(Entries with figure data)
** BEGIN **

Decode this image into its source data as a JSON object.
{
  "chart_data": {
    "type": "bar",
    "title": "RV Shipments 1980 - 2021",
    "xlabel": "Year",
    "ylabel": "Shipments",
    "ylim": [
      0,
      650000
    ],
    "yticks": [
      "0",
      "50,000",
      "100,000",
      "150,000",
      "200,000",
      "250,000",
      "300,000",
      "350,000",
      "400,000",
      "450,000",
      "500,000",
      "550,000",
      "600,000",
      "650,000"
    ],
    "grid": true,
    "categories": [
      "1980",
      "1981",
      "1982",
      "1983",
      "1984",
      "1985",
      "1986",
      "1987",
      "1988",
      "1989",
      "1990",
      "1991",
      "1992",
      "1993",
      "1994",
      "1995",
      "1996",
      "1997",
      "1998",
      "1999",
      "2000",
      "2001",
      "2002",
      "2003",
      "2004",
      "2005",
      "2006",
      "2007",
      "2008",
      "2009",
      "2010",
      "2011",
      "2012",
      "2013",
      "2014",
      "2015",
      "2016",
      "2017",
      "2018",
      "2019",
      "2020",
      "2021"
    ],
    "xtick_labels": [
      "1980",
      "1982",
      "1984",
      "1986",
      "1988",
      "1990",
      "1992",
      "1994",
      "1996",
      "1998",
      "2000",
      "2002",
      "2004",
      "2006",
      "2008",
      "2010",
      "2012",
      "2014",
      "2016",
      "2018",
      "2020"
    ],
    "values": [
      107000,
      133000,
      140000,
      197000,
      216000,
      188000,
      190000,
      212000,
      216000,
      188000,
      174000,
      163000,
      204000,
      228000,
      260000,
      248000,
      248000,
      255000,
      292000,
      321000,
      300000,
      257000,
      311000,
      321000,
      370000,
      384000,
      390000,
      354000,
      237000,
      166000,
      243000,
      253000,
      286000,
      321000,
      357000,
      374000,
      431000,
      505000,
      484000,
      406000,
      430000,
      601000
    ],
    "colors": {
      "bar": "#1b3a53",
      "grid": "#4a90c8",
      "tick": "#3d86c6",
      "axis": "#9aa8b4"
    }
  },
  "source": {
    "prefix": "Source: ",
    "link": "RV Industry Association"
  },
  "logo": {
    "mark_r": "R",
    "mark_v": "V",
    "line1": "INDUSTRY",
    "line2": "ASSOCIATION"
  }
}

** END **

_Objective_
Which lines contain the word "Shipments"? Copy each one.

_Finished answer_
    "title": "RV Shipments 1980 - 2021",
    "ylabel": "Shipments",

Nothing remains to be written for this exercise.